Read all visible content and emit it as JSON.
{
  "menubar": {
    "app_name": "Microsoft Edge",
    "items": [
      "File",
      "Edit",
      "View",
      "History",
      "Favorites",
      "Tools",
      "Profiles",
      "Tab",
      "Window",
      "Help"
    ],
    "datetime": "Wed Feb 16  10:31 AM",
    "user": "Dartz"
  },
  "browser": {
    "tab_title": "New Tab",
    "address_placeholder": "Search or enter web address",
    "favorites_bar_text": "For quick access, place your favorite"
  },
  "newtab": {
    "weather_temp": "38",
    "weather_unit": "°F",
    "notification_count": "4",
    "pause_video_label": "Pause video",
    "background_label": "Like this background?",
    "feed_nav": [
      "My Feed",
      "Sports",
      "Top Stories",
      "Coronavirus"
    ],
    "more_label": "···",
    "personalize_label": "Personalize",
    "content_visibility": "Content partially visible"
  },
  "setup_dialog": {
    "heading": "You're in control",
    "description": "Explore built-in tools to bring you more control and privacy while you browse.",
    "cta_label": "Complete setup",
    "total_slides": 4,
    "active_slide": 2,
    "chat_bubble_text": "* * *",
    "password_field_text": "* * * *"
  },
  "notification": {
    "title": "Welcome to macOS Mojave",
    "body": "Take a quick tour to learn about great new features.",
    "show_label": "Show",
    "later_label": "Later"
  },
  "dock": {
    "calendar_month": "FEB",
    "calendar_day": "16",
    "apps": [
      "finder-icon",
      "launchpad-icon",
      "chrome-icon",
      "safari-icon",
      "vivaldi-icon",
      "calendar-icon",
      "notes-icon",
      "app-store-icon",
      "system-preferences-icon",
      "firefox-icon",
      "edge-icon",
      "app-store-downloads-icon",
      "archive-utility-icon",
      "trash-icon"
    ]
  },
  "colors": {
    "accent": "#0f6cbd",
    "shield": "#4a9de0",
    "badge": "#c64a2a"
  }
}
·····
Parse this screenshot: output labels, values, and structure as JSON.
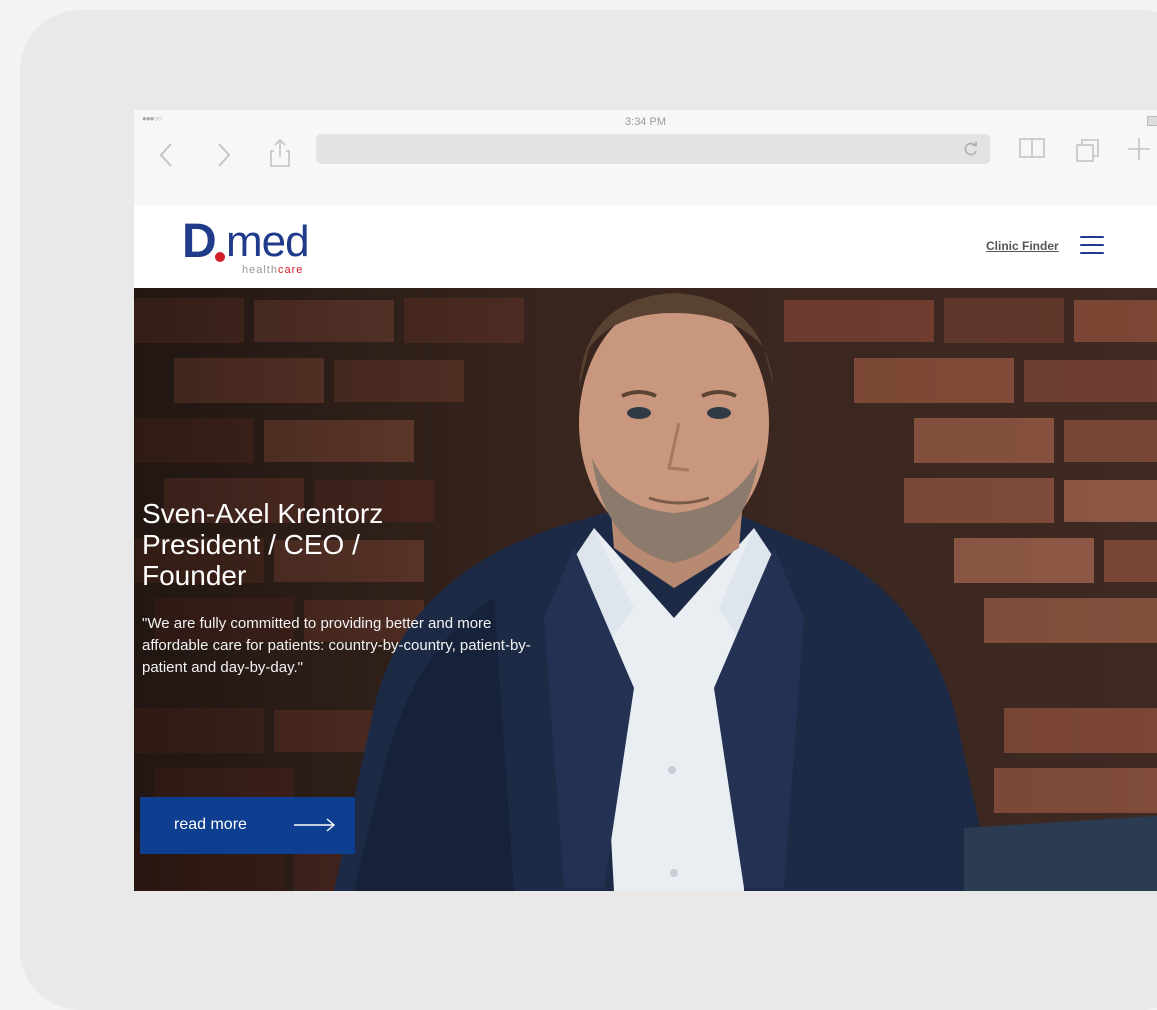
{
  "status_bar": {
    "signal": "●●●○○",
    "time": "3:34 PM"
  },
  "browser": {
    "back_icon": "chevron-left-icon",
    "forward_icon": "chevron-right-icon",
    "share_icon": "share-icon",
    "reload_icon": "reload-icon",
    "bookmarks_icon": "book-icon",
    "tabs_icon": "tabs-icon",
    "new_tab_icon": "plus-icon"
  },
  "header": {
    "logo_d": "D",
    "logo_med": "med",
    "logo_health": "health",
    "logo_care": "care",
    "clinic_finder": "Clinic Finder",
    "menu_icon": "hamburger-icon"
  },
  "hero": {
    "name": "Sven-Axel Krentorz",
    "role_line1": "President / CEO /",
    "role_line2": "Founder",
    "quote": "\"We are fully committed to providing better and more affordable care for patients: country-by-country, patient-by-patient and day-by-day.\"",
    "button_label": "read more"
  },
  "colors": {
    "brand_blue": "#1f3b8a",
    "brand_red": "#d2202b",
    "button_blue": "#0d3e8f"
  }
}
·····
DESCRIPTION OF THE TASK —
From the records above, copy each line where the word "chevron" can be found.

RESULT OF THIS EXERCISE —
    "back_icon": "chevron-left-icon",
    "forward_icon": "chevron-right-icon",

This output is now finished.